**Exercise brief**. Images should be left out, and everything else in the listing reproduced exactly.

**Data supplied**.
START
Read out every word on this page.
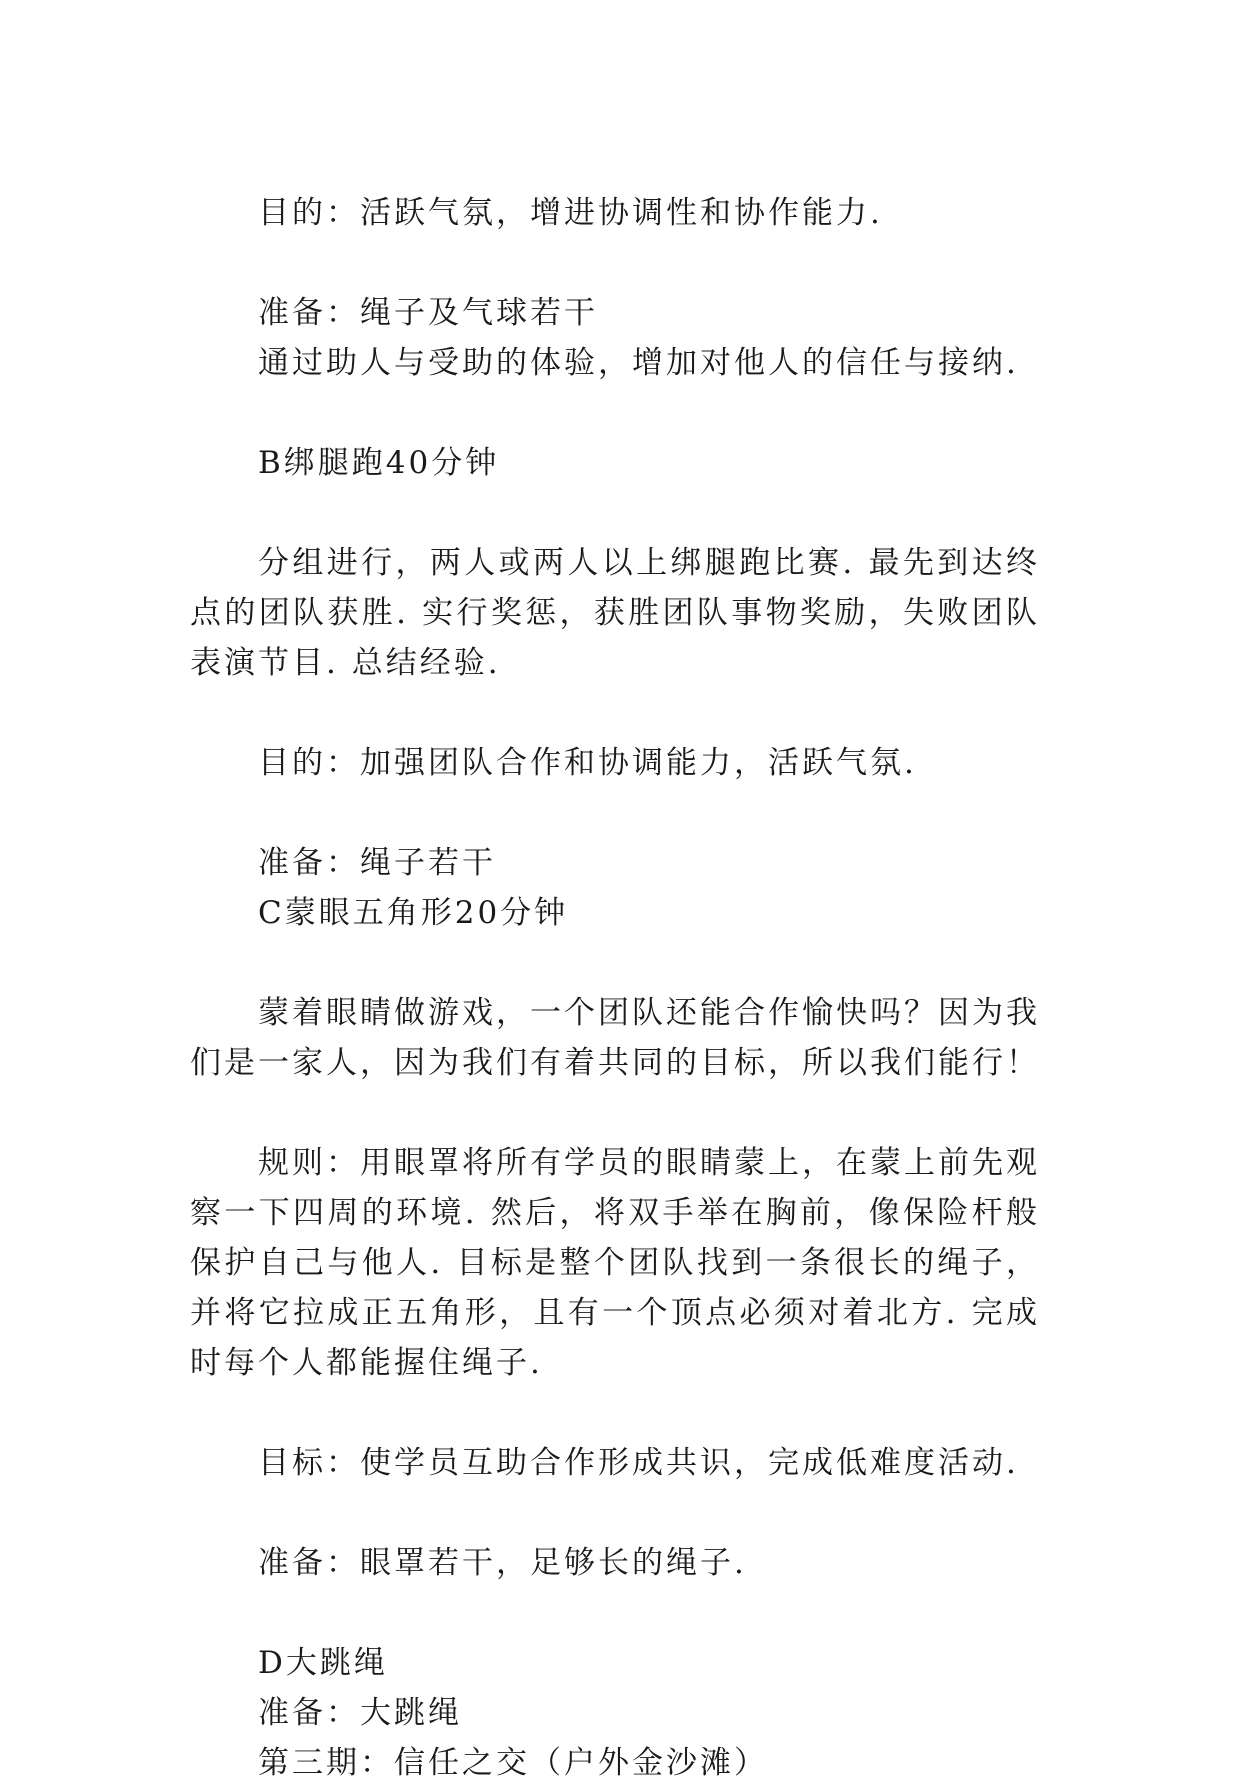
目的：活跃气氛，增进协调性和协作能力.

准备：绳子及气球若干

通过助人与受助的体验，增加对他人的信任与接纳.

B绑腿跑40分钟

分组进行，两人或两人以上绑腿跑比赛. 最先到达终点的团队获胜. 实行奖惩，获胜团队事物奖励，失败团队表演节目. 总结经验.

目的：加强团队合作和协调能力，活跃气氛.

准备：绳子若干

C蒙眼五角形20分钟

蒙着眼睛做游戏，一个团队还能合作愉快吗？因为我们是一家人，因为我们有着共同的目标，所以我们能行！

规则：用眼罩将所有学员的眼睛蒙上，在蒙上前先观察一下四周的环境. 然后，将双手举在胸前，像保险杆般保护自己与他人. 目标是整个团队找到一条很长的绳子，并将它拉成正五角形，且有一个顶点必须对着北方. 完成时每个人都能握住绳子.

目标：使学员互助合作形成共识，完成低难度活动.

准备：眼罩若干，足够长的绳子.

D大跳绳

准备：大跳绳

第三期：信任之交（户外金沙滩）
END
**Task output**.
Read out every word on this page.
目的：活跃气氛，增进协调性和协作能力.

准备：绳子及气球若干

通过助人与受助的体验，增加对他人的信任与接纳.

B绑腿跑40分钟

分组进行，两人或两人以上绑腿跑比赛. 最先到达终点的团队获胜. 实行奖惩，获胜团队事物奖励，失败团队表演节目. 总结经验.

目的：加强团队合作和协调能力，活跃气氛.

准备：绳子若干

C蒙眼五角形20分钟

蒙着眼睛做游戏，一个团队还能合作愉快吗？因为我们是一家人，因为我们有着共同的目标，所以我们能行！

规则：用眼罩将所有学员的眼睛蒙上，在蒙上前先观察一下四周的环境. 然后，将双手举在胸前，像保险杆般保护自己与他人. 目标是整个团队找到一条很长的绳子，并将它拉成正五角形，且有一个顶点必须对着北方. 完成时每个人都能握住绳子.

目标：使学员互助合作形成共识，完成低难度活动.

准备：眼罩若干，足够长的绳子.

D大跳绳

准备：大跳绳

第三期：信任之交（户外金沙滩）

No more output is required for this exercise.